>> Start Material
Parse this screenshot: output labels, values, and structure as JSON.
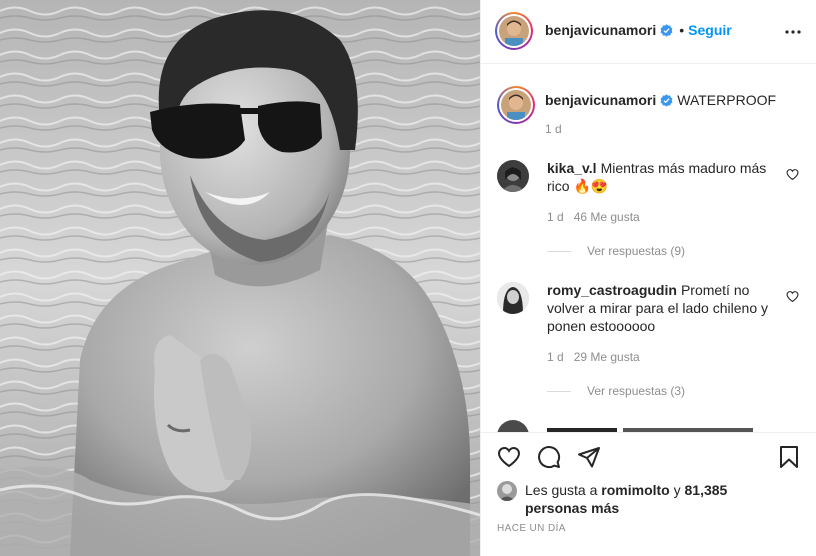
{
  "post": {
    "author": {
      "username": "benjavicunamori",
      "verified_icon": "verified-badge-icon",
      "follow_label": "Seguir",
      "separator": "•",
      "more_icon": "more-options-icon"
    },
    "caption": {
      "username": "benjavicunamori",
      "text": "WATERPROOF",
      "time": "1 d"
    },
    "comments": [
      {
        "username": "kika_v.l",
        "text": "Mientras más maduro más rico 🔥😍",
        "time": "1 d",
        "likes": "46 Me gusta",
        "replies": "Ver respuestas (9)"
      },
      {
        "username": "romy_castroagudin",
        "text": "Prometí no volver a mirar para el lado chileno y ponen estoooooo",
        "time": "1 d",
        "likes": "29 Me gusta",
        "replies": "Ver respuestas (3)"
      }
    ],
    "actions": {
      "like_icon": "heart-icon",
      "comment_icon": "comment-icon",
      "share_icon": "share-icon",
      "save_icon": "bookmark-icon"
    },
    "likes": {
      "prefix": "Les gusta a",
      "user": "romimolto",
      "connector": "y",
      "others": "81,385 personas más"
    },
    "date": "HACE UN DÍA"
  },
  "colors": {
    "link": "#0095f6",
    "verified": "#3897f0",
    "muted": "#8e8e8e",
    "text": "#262626"
  }
}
>> End Material
» **Directions**
Find "verified". Copy every line it occurs in.

» **Result of the task**
      "verified_icon": "verified-badge-icon",
    "verified": "#3897f0",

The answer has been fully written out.